TASK DETAILS: Here is a block of records. Copy every line in it that includes "Mapping".

SUPPLIED RECORDS:

· · · · · · ·

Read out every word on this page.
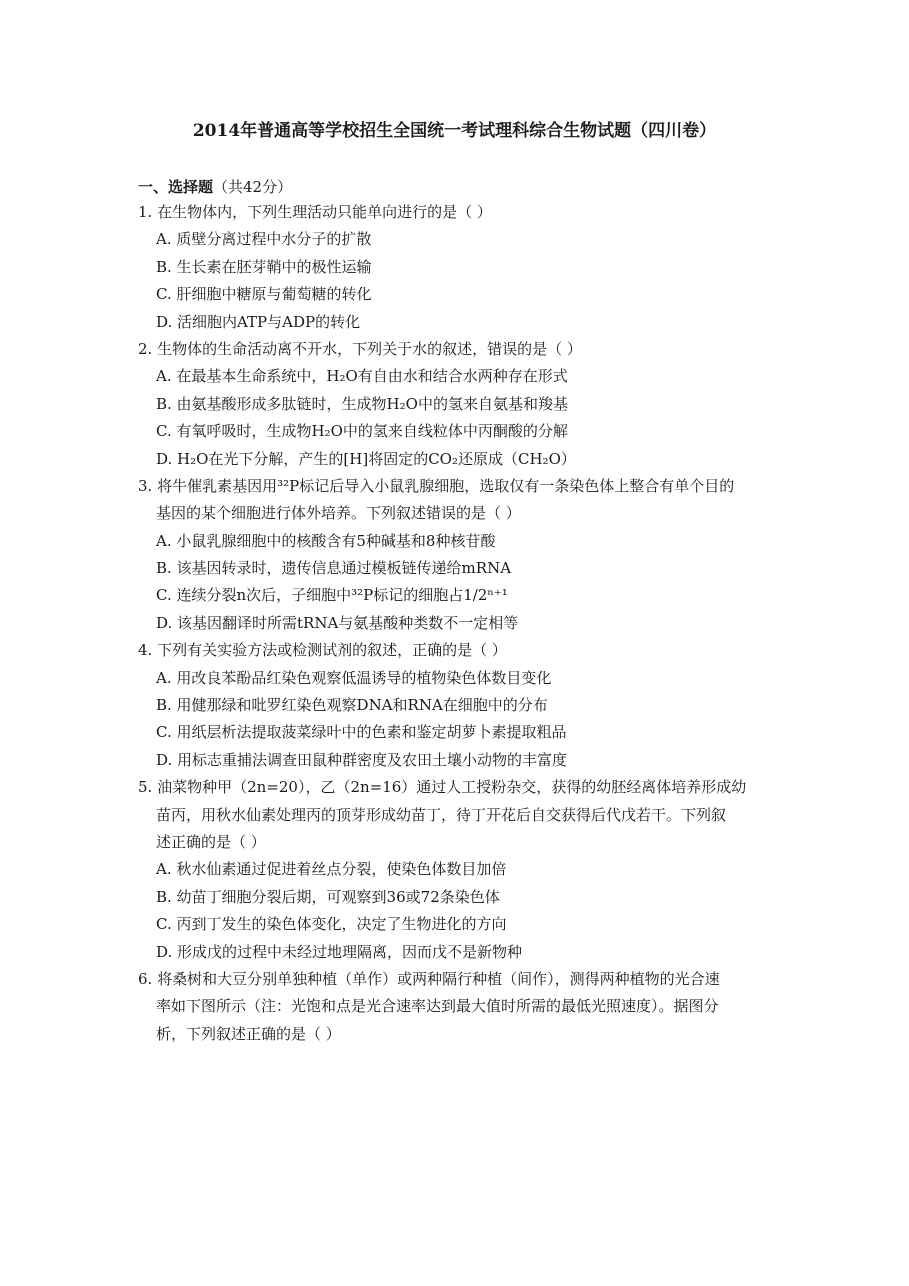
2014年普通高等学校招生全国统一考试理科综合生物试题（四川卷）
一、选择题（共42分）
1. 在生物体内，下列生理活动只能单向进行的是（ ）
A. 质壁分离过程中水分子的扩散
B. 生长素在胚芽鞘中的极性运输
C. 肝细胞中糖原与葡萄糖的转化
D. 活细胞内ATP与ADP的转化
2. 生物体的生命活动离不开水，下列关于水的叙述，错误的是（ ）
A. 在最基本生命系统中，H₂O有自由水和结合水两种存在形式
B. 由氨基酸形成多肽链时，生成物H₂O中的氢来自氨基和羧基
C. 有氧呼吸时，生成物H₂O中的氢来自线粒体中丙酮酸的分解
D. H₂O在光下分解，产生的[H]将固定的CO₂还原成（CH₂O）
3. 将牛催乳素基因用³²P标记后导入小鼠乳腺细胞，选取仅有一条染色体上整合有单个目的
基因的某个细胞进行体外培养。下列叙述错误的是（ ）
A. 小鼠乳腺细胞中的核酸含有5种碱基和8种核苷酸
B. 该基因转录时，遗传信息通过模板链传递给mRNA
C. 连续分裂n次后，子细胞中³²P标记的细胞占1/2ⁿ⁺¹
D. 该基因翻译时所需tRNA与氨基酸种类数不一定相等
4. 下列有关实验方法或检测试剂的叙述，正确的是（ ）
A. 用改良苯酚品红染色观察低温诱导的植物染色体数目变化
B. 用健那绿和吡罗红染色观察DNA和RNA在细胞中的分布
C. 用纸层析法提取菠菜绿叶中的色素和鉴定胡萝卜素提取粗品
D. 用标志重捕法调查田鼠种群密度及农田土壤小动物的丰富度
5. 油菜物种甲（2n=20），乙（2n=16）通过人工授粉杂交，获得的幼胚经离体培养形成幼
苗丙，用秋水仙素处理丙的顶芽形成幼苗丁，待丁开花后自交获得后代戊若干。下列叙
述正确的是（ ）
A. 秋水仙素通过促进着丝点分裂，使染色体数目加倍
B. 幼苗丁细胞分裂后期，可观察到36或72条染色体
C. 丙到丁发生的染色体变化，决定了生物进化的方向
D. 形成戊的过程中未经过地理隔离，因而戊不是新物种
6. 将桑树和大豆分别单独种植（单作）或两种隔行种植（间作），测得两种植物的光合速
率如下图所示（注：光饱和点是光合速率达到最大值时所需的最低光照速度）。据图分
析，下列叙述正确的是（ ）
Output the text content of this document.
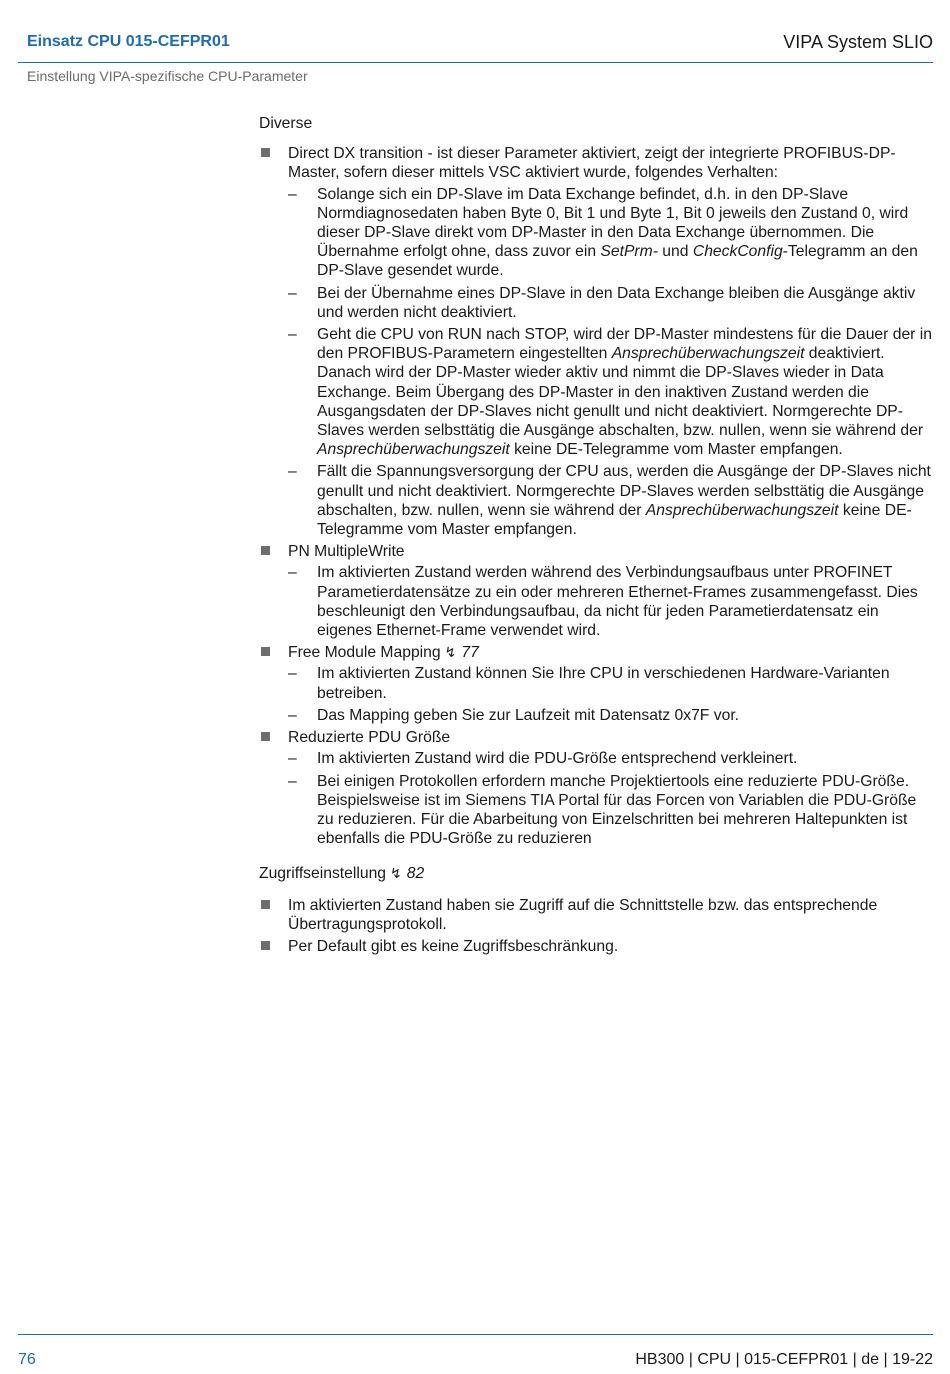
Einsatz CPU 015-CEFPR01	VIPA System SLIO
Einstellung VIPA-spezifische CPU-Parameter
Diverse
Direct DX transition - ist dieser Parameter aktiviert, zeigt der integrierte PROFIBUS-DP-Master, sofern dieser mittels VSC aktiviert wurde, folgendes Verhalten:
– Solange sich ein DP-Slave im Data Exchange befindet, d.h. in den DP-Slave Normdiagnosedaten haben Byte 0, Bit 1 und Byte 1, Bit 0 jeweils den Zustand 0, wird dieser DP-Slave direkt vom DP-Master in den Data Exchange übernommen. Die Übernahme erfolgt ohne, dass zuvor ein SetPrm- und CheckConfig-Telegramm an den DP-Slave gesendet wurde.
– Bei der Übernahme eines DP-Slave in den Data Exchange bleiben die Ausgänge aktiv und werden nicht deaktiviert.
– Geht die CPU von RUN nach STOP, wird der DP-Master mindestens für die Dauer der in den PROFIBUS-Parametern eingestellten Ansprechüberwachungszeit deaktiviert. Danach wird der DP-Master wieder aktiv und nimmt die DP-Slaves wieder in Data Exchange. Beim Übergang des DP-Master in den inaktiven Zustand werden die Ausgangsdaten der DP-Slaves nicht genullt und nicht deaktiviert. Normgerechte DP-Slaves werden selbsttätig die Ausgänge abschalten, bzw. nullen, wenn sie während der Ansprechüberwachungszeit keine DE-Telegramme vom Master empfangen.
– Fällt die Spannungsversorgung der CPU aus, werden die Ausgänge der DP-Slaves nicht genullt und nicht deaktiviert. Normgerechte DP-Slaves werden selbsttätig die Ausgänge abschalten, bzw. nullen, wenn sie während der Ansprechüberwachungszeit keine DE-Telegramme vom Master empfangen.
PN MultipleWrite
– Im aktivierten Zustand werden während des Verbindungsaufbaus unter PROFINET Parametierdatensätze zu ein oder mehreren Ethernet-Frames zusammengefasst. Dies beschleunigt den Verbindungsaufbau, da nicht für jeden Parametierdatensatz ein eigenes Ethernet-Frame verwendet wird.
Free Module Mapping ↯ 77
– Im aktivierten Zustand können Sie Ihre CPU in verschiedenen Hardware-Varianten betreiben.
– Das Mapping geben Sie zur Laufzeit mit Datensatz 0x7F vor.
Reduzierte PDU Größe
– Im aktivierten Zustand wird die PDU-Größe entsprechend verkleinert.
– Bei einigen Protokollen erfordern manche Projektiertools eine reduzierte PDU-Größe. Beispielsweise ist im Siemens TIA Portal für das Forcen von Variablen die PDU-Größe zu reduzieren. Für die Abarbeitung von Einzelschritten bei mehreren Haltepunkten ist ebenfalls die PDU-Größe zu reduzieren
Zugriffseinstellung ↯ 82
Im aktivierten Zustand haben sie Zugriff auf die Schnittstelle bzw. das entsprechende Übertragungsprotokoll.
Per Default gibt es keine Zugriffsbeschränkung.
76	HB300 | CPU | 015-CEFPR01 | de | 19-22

· · · · · · ·

RESPONSE BOX:
Free Module Mapping ↯ 77
– Das Mapping geben Sie zur Laufzeit mit Datensatz 0x7F vor.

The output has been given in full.